:: PROVIDED TEXT ::
Start of Block
How do you get it done?

In your working years, you typically utilize your open enrollment periods for many of the insurance types that are often offered through your employer such as group, disability, and health insurance.  From there, you may have a property and casualty insurance agent for your renters/home, auto, and umbrella.  And then life and long-term care can be obtained from a variety of insurance carriers.  For Medicare, we recommend working with an agent that specializes in this field.

How often should you review it?
End of Block
:: WORK INSTRUCTIONS ::
[a] For the passage on obtaining insurance coverage, decide whether each statement agrees with it, answering yes or no and quoting the deciding words: (i) disability insurance is among the types often offered through an employer; (ii) auto coverage may come through a property and casualty insurance agent; (iii) life insurance is obtained only through an employer's open enrollment.
[b] Output the part of the insurance coverage passage that starts at the words "In your working" and ends after "in this field.".
[c] Go on with the passage on obtaining insurance coverage from the point where it stops.
The records are drawn from a separate source and are unrelated to the passage on obtaining insurance coverage.

(Stored data entries)
Start of Block
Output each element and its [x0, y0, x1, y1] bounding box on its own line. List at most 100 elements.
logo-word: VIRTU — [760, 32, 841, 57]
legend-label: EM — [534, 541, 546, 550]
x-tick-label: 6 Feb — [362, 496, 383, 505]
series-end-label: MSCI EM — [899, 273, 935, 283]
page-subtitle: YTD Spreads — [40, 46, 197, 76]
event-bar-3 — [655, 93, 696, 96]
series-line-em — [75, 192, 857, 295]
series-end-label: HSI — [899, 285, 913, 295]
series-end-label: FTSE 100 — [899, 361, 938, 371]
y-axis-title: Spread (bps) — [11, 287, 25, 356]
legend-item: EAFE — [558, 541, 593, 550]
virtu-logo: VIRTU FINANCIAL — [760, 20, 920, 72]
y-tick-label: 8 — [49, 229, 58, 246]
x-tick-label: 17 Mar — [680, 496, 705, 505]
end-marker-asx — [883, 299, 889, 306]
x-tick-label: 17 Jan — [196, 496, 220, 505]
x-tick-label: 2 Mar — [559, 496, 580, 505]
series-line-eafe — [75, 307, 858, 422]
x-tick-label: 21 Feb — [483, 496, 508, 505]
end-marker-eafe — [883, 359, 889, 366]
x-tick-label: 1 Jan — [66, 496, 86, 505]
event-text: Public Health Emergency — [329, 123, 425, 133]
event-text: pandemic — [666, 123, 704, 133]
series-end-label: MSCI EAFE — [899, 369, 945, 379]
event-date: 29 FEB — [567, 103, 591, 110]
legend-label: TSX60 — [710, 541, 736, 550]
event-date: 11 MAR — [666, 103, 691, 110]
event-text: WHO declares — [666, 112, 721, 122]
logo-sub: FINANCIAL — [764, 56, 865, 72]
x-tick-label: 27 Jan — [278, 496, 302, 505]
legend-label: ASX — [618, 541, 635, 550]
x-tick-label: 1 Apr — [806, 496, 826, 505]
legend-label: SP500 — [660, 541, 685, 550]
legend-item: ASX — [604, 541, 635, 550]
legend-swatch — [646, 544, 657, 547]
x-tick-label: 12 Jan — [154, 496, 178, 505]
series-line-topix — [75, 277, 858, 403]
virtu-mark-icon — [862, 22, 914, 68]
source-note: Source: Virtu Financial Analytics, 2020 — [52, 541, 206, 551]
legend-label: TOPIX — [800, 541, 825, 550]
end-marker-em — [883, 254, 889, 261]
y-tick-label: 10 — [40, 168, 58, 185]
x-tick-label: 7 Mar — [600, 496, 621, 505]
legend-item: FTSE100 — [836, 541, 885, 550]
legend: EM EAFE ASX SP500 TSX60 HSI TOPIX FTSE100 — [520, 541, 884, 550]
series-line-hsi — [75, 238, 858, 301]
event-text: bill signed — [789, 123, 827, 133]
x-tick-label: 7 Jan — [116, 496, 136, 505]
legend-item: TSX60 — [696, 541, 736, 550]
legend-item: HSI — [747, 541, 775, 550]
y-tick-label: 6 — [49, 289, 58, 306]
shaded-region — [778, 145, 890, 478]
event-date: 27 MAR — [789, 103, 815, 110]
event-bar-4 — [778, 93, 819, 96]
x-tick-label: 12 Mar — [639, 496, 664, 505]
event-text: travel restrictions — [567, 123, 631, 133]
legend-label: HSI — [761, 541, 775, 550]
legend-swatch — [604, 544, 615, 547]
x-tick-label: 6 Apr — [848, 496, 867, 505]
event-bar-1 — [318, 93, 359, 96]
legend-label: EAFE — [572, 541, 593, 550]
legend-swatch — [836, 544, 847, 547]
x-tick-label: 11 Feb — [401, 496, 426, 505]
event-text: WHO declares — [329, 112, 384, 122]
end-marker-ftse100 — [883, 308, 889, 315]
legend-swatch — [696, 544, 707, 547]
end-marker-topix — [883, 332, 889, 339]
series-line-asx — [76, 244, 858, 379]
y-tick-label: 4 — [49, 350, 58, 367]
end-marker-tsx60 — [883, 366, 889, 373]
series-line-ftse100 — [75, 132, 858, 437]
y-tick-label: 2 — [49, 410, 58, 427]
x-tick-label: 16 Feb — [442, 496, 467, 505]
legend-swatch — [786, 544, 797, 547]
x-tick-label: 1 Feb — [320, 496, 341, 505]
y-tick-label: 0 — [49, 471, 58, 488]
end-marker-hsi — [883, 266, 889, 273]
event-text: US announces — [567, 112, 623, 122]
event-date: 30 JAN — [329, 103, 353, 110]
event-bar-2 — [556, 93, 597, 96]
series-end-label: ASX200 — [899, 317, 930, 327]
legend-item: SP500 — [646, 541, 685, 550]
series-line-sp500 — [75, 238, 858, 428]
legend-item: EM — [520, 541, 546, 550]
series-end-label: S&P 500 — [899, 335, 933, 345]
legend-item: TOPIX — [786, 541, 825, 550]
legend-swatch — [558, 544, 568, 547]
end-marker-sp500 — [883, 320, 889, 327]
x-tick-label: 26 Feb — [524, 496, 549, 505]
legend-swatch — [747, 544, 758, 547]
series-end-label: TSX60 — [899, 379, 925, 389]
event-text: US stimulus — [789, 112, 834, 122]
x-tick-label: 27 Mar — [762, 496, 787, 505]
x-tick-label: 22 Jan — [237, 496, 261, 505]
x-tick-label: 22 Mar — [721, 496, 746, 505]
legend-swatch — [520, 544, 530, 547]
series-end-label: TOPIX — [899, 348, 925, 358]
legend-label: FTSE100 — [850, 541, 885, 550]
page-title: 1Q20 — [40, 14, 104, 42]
End of Block
:: ANSWERS TO THE EXERCISE ::
[a]
(i) Yes: "such as group, disability, and health insurance"
(ii) Yes: "you may have a property and casualty insurance agent for your renters/home, auto, and umbrella"
(iii) No: "And then life and long-term care can be obtained from a variety of insurance carriers."

[b]
In your working years, you typically utilize your open enrollment periods for many of the insurance types that are often offered through your employer such as group, disability, and health insurance.  From there, you may have a property and casualty insurance agent for your renters/home, auto, and umbrella.  And then life and long-term care can be obtained from a variety of insurance carriers.  For Medicare, we recommend working with an agent that specializes in this field.

[c]
Any major life change should have you revisit these policies.  If you’re still working, review your available coverage options each annual open enrollment period.  For Medicare part D, we advise to review that annually due to the change in coverage of prescription drugs from one year to the next.  For the rest, every 2 years is typically a good cadence to make sure you’re getting the best coverage at an affordable price.